[Source data]
########
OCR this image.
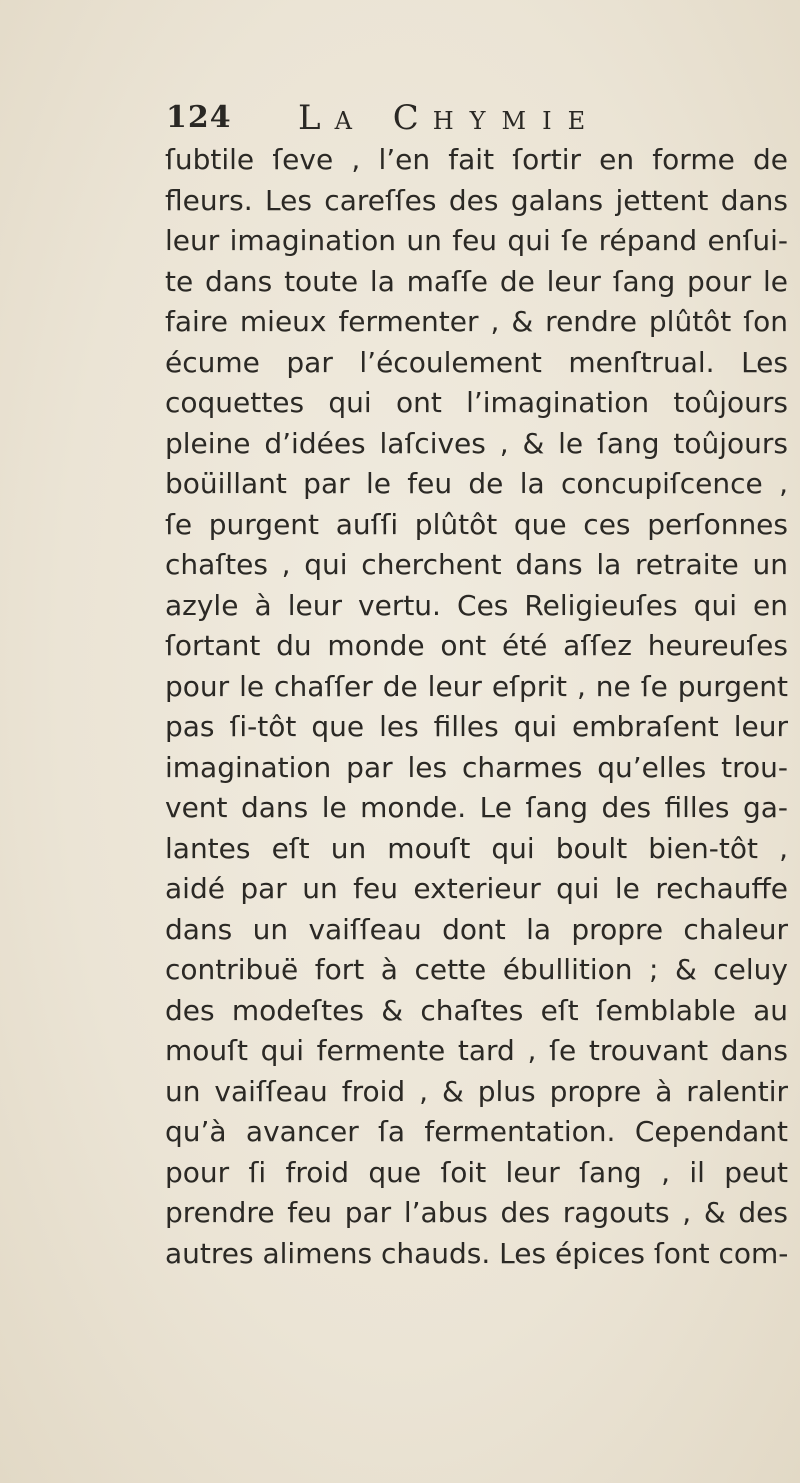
124 LA CHYMIE
ſubtile ſeve , l’en fait ſortir en forme de
fleurs. Les careſſes des galans jettent dans
leur imagination un feu qui ſe répand enſui-
te dans toute la maſſe de leur ſang pour le
faire mieux fermenter , & rendre plûtôt ſon
écume par l’écoulement menſtrual. Les
coquettes qui ont l’imagination toûjours
pleine d’idées laſcives , & le ſang toûjours
boüillant par le feu de la concupiſcence ,
ſe purgent auſſi plûtôt que ces perſonnes
chaſtes , qui cherchent dans la retraite un
azyle à leur vertu. Ces Religieuſes qui en
ſortant du monde ont été aſſez heureuſes
pour le chaſſer de leur eſprit , ne ſe purgent
pas ſi-tôt que les filles qui embraſent leur
imagination par les charmes qu’elles trou-
vent dans le monde. Le ſang des filles ga-
lantes eſt un mouſt qui boult bien-tôt ,
aidé par un feu exterieur qui le rechauffe
dans un vaiſſeau dont la propre chaleur
contribuë fort à cette ébullition ; & celuy
des modeſtes & chaſtes eſt ſemblable au
mouſt qui fermente tard , ſe trouvant dans
un vaiſſeau froid , & plus propre à ralentir
qu’à avancer ſa fermentation. Cependant
pour ſi froid que ſoit leur ſang , il peut
prendre feu par l’abus des ragouts , & des
autres alimens chauds. Les épices ſont com-
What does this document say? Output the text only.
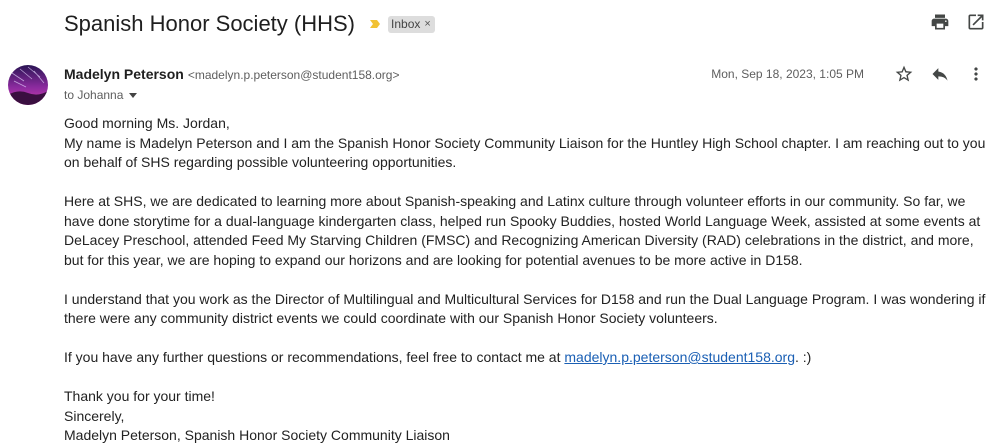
Spanish Honor Society (HHS)	Inbox ×
Madelyn Peterson <madelyn.p.peterson@student158.org>
to Johanna
Mon, Sep 18, 2023, 1:05 PM

Good morning Ms. Jordan,

My name is Madelyn Peterson and I am the Spanish Honor Society Community Liaison for the Huntley High School chapter. I am reaching out to you on behalf of SHS regarding possible volunteering opportunities.

Here at SHS, we are dedicated to learning more about Spanish-speaking and Latinx culture through volunteer efforts in our community. So far, we have done storytime for a dual-language kindergarten class, helped run Spooky Buddies, hosted World Language Week, assisted at some events at DeLacey Preschool, attended Feed My Starving Children (FMSC) and Recognizing American Diversity (RAD) celebrations in the district, and more, but for this year, we are hoping to expand our horizons and are looking for potential avenues to be more active in D158.

I understand that you work as the Director of Multilingual and Multicultural Services for D158 and run the Dual Language Program. I was wondering if there were any community district events we could coordinate with our Spanish Honor Society volunteers.

If you have any further questions or recommendations, feel free to contact me at madelyn.p.peterson@student158.org. :)

Thank you for your time!

Sincerely,

Madelyn Peterson, Spanish Honor Society Community Liaison
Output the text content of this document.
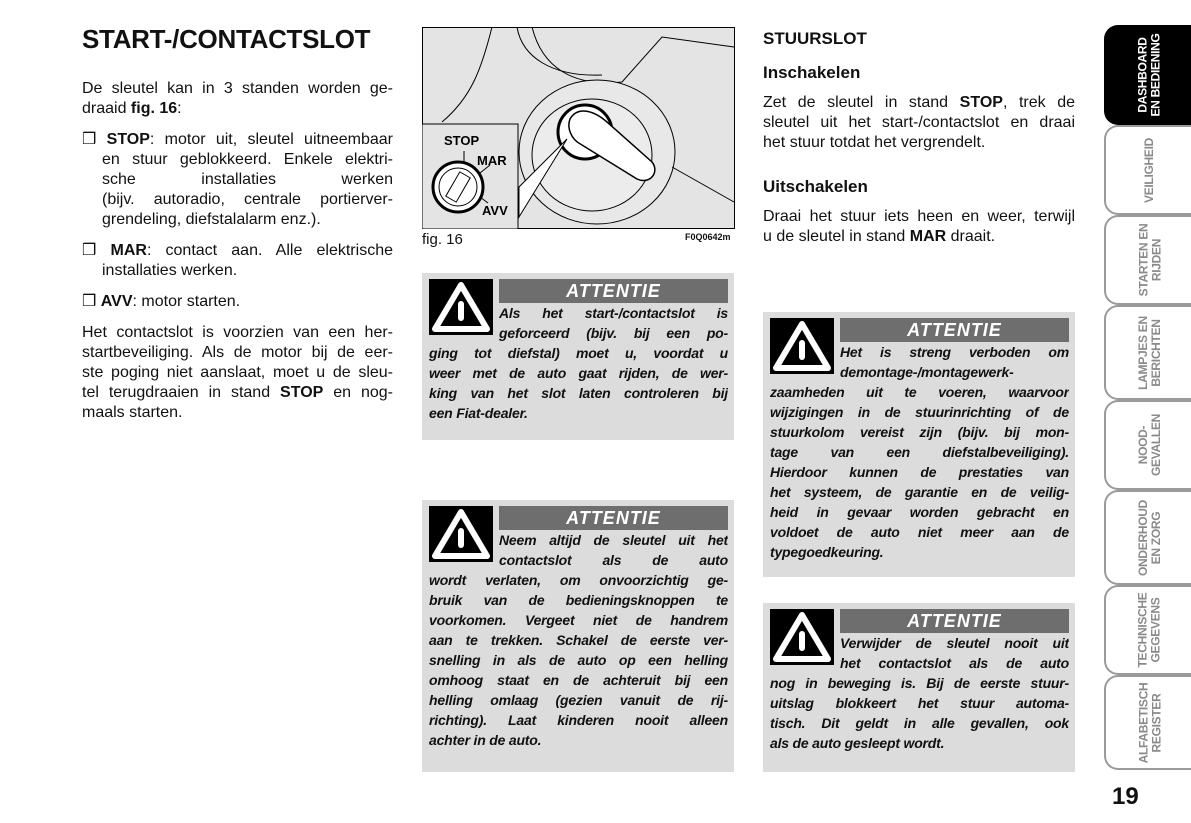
START-/CONTACTSLOT
De sleutel kan in 3 standen worden ge-
draaid fig. 16:
❒ STOP: motor uit, sleutel uitneembaar
en stuur geblokkeerd. Enkele elektri-
sche installaties werken
(bijv. autoradio, centrale portierver-
grendeling, diefstalalarm enz.).
❒ MAR: contact aan. Alle elektrische
installaties werken.
❒ AVV: motor starten.
Het contactslot is voorzien van een her-
startbeveiliging. Als de motor bij de eer-
ste poging niet aanslaat, moet u de sleu-
tel terugdraaien in stand STOP en nog-
maals starten.
STOP
MAR
AVV
fig. 16	F0Q0642m
STUURSLOT
Inschakelen
Zet de sleutel in stand STOP, trek de
sleutel uit het start-/contactslot en draai
het stuur totdat het vergrendelt.
Uitschakelen
Draai het stuur iets heen en weer, terwijl
u de sleutel in stand MAR draait.
ATTENTIE
Als het start-/contactslot is
geforceerd (bijv. bij een po-
ging tot diefstal) moet u, voordat u
weer met de auto gaat rijden, de wer-
king van het slot laten controleren bij
een Fiat-dealer.
ATTENTIE
Neem altijd de sleutel uit het
contactslot als de auto
wordt verlaten, om onvoorzichtig ge-
bruik van de bedieningsknoppen te
voorkomen. Vergeet niet de handrem
aan te trekken. Schakel de eerste ver-
snelling in als de auto op een helling
omhoog staat en de achteruit bij een
helling omlaag (gezien vanuit de rij-
richting). Laat kinderen nooit alleen
achter in de auto.
ATTENTIE
Het is streng verboden om
demontage-/montagewerk-
zaamheden uit te voeren, waarvoor
wijzigingen in de stuurinrichting of de
stuurkolom vereist zijn (bijv. bij mon-
tage van een diefstalbeveiliging).
Hierdoor kunnen de prestaties van
het systeem, de garantie en de veilig-
heid in gevaar worden gebracht en
voldoet de auto niet meer aan de
typegoedkeuring.
ATTENTIE
Verwijder de sleutel nooit uit
het contactslot als de auto
nog in beweging is. Bij de eerste stuur-
uitslag blokkeert het stuur automa-
tisch. Dit geldt in alle gevallen, ook
als de auto gesleept wordt.
DASHBOARD
EN BEDIENING
VEILIGHEID
STARTEN EN
RIJDEN
LAMPJES EN
BERICHTEN
NOOD-
GEVALLEN
ONDERHOUD
EN ZORG
TECHNISCHE
GEGEVENS
ALFABETISCH
REGISTER
19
########
Task brief:
From the records above, pull out every line containing the word "installaties".

Solution to this task:
sche installaties werken
installaties werken.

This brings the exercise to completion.